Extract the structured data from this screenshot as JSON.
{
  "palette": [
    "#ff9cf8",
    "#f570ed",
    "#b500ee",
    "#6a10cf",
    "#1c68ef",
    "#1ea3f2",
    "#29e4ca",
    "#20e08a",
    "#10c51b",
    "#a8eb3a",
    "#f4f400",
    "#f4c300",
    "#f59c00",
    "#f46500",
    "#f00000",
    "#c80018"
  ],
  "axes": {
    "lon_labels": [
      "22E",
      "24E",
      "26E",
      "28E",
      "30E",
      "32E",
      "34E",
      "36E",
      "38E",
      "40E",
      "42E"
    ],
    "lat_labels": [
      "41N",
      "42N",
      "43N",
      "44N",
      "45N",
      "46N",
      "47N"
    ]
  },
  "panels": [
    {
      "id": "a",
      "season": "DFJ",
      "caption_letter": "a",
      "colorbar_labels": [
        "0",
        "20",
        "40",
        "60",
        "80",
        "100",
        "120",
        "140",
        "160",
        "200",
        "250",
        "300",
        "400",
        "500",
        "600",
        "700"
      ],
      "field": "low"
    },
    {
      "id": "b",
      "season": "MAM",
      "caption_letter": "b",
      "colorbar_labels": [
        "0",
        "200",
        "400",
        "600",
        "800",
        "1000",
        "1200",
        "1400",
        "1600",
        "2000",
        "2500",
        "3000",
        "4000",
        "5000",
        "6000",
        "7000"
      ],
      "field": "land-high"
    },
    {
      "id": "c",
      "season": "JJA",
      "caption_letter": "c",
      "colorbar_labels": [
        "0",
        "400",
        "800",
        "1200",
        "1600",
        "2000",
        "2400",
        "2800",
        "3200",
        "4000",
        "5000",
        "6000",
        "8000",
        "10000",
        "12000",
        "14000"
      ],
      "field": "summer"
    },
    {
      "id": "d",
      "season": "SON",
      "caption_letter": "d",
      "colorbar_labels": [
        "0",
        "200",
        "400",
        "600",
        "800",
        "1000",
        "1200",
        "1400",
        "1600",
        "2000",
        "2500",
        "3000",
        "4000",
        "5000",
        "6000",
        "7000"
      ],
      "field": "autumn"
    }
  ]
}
+--
*Written request*:
Review the preceding data and report every line that includes the string "field".

*Reply to the task*:
      "field": "low"
      "field": "land-high"
      "field": "summer"
      "field": "autumn"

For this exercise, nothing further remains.